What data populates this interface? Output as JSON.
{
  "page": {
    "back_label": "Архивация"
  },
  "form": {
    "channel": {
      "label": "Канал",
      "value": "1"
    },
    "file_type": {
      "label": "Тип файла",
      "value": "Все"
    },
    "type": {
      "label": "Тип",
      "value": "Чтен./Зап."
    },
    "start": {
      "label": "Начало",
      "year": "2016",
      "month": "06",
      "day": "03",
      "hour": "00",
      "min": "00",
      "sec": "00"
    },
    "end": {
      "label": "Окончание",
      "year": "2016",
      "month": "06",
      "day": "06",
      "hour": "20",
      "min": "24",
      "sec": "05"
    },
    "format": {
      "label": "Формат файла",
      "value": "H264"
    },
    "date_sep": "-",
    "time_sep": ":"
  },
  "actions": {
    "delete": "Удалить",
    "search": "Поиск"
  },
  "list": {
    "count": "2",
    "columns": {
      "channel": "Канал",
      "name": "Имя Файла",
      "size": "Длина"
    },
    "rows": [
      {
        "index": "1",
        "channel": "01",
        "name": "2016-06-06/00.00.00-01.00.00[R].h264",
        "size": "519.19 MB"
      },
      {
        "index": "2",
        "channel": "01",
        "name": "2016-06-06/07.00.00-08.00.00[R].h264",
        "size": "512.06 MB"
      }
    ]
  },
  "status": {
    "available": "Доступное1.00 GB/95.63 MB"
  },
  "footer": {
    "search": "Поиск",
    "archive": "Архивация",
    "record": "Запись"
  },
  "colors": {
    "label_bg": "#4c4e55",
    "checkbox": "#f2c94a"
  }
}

■ Given request: The records above should be returned exactly.

■ Expected answer:
What data populates this interface? Output as JSON.
{
  "page": {
    "back_label": "Архивация"
  },
  "form": {
    "channel": {
      "label": "Канал",
      "value": "1"
    },
    "file_type": {
      "label": "Тип файла",
      "value": "Все"
    },
    "type": {
      "label": "Тип",
      "value": "Чтен./Зап."
    },
    "start": {
      "label": "Начало",
      "year": "2016",
      "month": "06",
      "day": "03",
      "hour": "00",
      "min": "00",
      "sec": "00"
    },
    "end": {
      "label": "Окончание",
      "year": "2016",
      "month": "06",
      "day": "06",
      "hour": "20",
      "min": "24",
      "sec": "05"
    },
    "format": {
      "label": "Формат файла",
      "value": "H264"
    },
    "date_sep": "-",
    "time_sep": ":"
  },
  "actions": {
    "delete": "Удалить",
    "search": "Поиск"
  },
  "list": {
    "count": "2",
    "columns": {
      "channel": "Канал",
      "name": "Имя Файла",
      "size": "Длина"
    },
    "rows": [
      {
        "index": "1",
        "channel": "01",
        "name": "2016-06-06/00.00.00-01.00.00[R].h264",
        "size": "519.19 MB"
      },
      {
        "index": "2",
        "channel": "01",
        "name": "2016-06-06/07.00.00-08.00.00[R].h264",
        "size": "512.06 MB"
      }
    ]
  },
  "status": {
    "available": "Доступное1.00 GB/95.63 MB"
  },
  "footer": {
    "search": "Поиск",
    "archive": "Архивация",
    "record": "Запись"
  },
  "colors": {
    "label_bg": "#4c4e55",
    "checkbox": "#f2c94a"
  }
}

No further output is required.